Task goal
Rewrite the material below, changing every "checkbox" to "tickbox" and leaving everything else the same.

Material provided
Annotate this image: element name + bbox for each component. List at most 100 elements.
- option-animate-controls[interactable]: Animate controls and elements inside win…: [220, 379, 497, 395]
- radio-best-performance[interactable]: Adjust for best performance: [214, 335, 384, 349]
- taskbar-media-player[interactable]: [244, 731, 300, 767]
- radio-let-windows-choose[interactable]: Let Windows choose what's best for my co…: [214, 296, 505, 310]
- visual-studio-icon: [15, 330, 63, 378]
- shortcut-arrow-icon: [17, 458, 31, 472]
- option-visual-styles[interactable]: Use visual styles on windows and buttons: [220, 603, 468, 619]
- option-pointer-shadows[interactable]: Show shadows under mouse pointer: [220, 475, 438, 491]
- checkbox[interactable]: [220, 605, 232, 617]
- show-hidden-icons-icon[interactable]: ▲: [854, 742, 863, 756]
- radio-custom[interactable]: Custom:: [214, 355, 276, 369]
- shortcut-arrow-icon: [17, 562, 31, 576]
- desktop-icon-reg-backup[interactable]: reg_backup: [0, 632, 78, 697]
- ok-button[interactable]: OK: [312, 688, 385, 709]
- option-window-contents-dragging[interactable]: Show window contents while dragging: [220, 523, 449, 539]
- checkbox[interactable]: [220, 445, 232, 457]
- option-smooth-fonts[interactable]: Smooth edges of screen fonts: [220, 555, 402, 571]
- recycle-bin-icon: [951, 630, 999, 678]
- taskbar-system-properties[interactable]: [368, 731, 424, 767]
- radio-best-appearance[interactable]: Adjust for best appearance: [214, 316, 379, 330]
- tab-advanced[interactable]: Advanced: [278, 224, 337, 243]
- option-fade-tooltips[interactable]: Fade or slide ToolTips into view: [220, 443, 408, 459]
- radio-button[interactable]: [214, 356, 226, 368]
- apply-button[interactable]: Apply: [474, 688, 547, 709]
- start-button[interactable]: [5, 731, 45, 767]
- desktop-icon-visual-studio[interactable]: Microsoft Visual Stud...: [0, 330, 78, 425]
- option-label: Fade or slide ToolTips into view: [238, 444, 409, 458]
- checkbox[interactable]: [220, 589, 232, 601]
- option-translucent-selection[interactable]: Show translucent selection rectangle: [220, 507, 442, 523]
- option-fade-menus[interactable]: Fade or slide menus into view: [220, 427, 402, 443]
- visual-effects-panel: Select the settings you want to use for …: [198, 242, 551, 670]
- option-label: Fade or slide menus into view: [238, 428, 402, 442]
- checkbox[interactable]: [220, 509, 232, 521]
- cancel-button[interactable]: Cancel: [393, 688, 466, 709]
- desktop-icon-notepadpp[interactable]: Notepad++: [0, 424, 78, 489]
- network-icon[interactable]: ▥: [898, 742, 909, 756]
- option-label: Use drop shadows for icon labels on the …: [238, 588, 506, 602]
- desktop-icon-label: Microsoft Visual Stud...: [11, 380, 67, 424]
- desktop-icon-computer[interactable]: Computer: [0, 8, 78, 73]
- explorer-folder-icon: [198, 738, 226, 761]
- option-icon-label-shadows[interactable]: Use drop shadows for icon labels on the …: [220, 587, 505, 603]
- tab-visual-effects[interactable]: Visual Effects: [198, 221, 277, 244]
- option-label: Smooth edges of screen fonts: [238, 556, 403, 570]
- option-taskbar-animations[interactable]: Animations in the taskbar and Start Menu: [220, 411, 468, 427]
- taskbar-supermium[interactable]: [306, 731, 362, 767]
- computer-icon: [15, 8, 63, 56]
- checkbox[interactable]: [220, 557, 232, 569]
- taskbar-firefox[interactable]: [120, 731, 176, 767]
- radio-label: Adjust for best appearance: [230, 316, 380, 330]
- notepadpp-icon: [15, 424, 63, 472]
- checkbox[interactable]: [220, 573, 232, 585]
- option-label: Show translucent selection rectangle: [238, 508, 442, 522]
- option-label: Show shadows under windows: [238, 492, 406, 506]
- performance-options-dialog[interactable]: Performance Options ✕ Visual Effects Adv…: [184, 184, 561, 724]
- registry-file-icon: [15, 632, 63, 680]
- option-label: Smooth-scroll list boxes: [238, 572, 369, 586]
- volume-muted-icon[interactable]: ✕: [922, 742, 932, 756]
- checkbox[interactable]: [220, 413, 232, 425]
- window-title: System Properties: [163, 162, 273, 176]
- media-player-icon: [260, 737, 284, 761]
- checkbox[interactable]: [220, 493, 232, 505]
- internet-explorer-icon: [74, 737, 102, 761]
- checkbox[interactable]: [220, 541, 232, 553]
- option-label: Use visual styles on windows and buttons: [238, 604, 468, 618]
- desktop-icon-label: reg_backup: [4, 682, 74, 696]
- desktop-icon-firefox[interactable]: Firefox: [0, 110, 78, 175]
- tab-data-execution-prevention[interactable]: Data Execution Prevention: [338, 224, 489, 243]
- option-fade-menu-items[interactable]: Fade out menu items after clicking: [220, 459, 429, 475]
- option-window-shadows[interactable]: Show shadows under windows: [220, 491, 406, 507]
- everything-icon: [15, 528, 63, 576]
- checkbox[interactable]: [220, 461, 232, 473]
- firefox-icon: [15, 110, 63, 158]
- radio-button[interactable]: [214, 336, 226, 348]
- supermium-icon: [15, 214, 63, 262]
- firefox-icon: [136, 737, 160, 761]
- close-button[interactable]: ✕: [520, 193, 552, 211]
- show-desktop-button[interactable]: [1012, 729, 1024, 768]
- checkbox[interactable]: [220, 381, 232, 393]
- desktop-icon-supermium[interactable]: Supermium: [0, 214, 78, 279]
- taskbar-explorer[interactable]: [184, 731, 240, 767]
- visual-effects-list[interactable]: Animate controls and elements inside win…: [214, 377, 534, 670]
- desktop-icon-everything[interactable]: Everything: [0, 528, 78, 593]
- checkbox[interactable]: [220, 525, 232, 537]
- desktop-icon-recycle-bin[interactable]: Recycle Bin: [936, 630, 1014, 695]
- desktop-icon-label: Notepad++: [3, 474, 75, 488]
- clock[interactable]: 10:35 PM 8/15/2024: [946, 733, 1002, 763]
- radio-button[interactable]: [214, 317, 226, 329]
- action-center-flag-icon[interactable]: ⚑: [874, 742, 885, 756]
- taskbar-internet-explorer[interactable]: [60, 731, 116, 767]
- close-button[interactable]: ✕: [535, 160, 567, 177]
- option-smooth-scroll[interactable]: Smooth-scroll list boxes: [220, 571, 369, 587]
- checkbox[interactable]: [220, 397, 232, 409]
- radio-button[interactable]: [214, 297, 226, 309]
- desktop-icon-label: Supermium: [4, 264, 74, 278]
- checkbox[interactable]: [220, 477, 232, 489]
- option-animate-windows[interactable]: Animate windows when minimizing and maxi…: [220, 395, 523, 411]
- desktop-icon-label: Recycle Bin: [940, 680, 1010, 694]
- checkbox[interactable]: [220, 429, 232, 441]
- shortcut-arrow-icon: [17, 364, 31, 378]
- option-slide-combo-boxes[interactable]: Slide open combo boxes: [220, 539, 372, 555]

Written solution
Annotate this image: element name + bbox for each component. List at most 100 elements.
- option-animate-controls[interactable]: Animate controls and elements inside win…: [220, 379, 497, 395]
- radio-best-performance[interactable]: Adjust for best performance: [214, 335, 384, 349]
- taskbar-media-player[interactable]: [244, 731, 300, 767]
- radio-let-windows-choose[interactable]: Let Windows choose what's best for my co…: [214, 296, 505, 310]
- visual-studio-icon: [15, 330, 63, 378]
- shortcut-arrow-icon: [17, 458, 31, 472]
- option-visual-styles[interactable]: Use visual styles on windows and buttons: [220, 603, 468, 619]
- option-pointer-shadows[interactable]: Show shadows under mouse pointer: [220, 475, 438, 491]
- tickbox[interactable]: [220, 605, 232, 617]
- show-hidden-icons-icon[interactable]: ▲: [854, 742, 863, 756]
- radio-custom[interactable]: Custom:: [214, 355, 276, 369]
- shortcut-arrow-icon: [17, 562, 31, 576]
- desktop-icon-reg-backup[interactable]: reg_backup: [0, 632, 78, 697]
- ok-button[interactable]: OK: [312, 688, 385, 709]
- option-window-contents-dragging[interactable]: Show window contents while dragging: [220, 523, 449, 539]
- tickbox[interactable]: [220, 445, 232, 457]
- option-smooth-fonts[interactable]: Smooth edges of screen fonts: [220, 555, 402, 571]
- recycle-bin-icon: [951, 630, 999, 678]
- taskbar-system-properties[interactable]: [368, 731, 424, 767]
- radio-best-appearance[interactable]: Adjust for best appearance: [214, 316, 379, 330]
- tab-advanced[interactable]: Advanced: [278, 224, 337, 243]
- option-fade-tooltips[interactable]: Fade or slide ToolTips into view: [220, 443, 408, 459]
- radio-button[interactable]: [214, 356, 226, 368]
- apply-button[interactable]: Apply: [474, 688, 547, 709]
- start-button[interactable]: [5, 731, 45, 767]
- desktop-icon-visual-studio[interactable]: Microsoft Visual Stud...: [0, 330, 78, 425]
- option-label: Fade or slide ToolTips into view: [238, 444, 409, 458]
- tickbox[interactable]: [220, 589, 232, 601]
- option-translucent-selection[interactable]: Show translucent selection rectangle: [220, 507, 442, 523]
- option-fade-menus[interactable]: Fade or slide menus into view: [220, 427, 402, 443]
- visual-effects-panel: Select the settings you want to use for …: [198, 242, 551, 670]
- option-label: Fade or slide menus into view: [238, 428, 402, 442]
- tickbox[interactable]: [220, 509, 232, 521]
- cancel-button[interactable]: Cancel: [393, 688, 466, 709]
- desktop-icon-notepadpp[interactable]: Notepad++: [0, 424, 78, 489]
- network-icon[interactable]: ▥: [898, 742, 909, 756]
- option-label: Use drop shadows for icon labels on the …: [238, 588, 506, 602]
- desktop-icon-label: Microsoft Visual Stud...: [11, 380, 67, 424]
- desktop-icon-computer[interactable]: Computer: [0, 8, 78, 73]
- explorer-folder-icon: [198, 738, 226, 761]
- option-icon-label-shadows[interactable]: Use drop shadows for icon labels on the …: [220, 587, 505, 603]
- tab-visual-effects[interactable]: Visual Effects: [198, 221, 277, 244]
- option-label: Smooth edges of screen fonts: [238, 556, 403, 570]
- option-taskbar-animations[interactable]: Animations in the taskbar and Start Menu: [220, 411, 468, 427]
- taskbar-supermium[interactable]: [306, 731, 362, 767]
- computer-icon: [15, 8, 63, 56]
- tickbox[interactable]: [220, 557, 232, 569]
- taskbar-firefox[interactable]: [120, 731, 176, 767]
- radio-label: Adjust for best appearance: [230, 316, 380, 330]
- notepadpp-icon: [15, 424, 63, 472]
- tickbox[interactable]: [220, 573, 232, 585]
- option-label: Show translucent selection rectangle: [238, 508, 442, 522]
- option-label: Show shadows under windows: [238, 492, 406, 506]
- performance-options-dialog[interactable]: Performance Options ✕ Visual Effects Adv…: [184, 184, 561, 724]
- registry-file-icon: [15, 632, 63, 680]
- option-label: Smooth-scroll list boxes: [238, 572, 369, 586]
- volume-muted-icon[interactable]: ✕: [922, 742, 932, 756]
- tickbox[interactable]: [220, 413, 232, 425]
- window-title: System Properties: [163, 162, 273, 176]
- media-player-icon: [260, 737, 284, 761]
- tickbox[interactable]: [220, 493, 232, 505]
- internet-explorer-icon: [74, 737, 102, 761]
- tickbox[interactable]: [220, 541, 232, 553]
- option-label: Use visual styles on windows and buttons: [238, 604, 468, 618]
- desktop-icon-label: reg_backup: [4, 682, 74, 696]
- desktop-icon-firefox[interactable]: Firefox: [0, 110, 78, 175]
- tab-data-execution-prevention[interactable]: Data Execution Prevention: [338, 224, 489, 243]
- option-fade-menu-items[interactable]: Fade out menu items after clicking: [220, 459, 429, 475]
- option-window-shadows[interactable]: Show shadows under windows: [220, 491, 406, 507]
- everything-icon: [15, 528, 63, 576]
- tickbox[interactable]: [220, 461, 232, 473]
- firefox-icon: [15, 110, 63, 158]
- radio-button[interactable]: [214, 336, 226, 348]
- supermium-icon: [15, 214, 63, 262]
- firefox-icon: [136, 737, 160, 761]
- close-button[interactable]: ✕: [520, 193, 552, 211]
- show-desktop-button[interactable]: [1012, 729, 1024, 768]
- tickbox[interactable]: [220, 381, 232, 393]
- desktop-icon-supermium[interactable]: Supermium: [0, 214, 78, 279]
- taskbar-explorer[interactable]: [184, 731, 240, 767]
- visual-effects-list[interactable]: Animate controls and elements inside win…: [214, 377, 534, 670]
- desktop-icon-everything[interactable]: Everything: [0, 528, 78, 593]
- tickbox[interactable]: [220, 525, 232, 537]
- desktop-icon-recycle-bin[interactable]: Recycle Bin: [936, 630, 1014, 695]
- desktop-icon-label: Notepad++: [3, 474, 75, 488]
- clock[interactable]: 10:35 PM 8/15/2024: [946, 733, 1002, 763]
- radio-button[interactable]: [214, 317, 226, 329]
- action-center-flag-icon[interactable]: ⚑: [874, 742, 885, 756]
- taskbar-internet-explorer[interactable]: [60, 731, 116, 767]
- close-button[interactable]: ✕: [535, 160, 567, 177]
- option-smooth-scroll[interactable]: Smooth-scroll list boxes: [220, 571, 369, 587]
- tickbox[interactable]: [220, 397, 232, 409]
- radio-button[interactable]: [214, 297, 226, 309]
- desktop-icon-label: Supermium: [4, 264, 74, 278]
- tickbox[interactable]: [220, 477, 232, 489]
- option-animate-windows[interactable]: Animate windows when minimizing and maxi…: [220, 395, 523, 411]
- desktop-icon-label: Recycle Bin: [940, 680, 1010, 694]
- tickbox[interactable]: [220, 429, 232, 441]
- shortcut-arrow-icon: [17, 364, 31, 378]
- option-slide-combo-boxes[interactable]: Slide open combo boxes: [220, 539, 372, 555]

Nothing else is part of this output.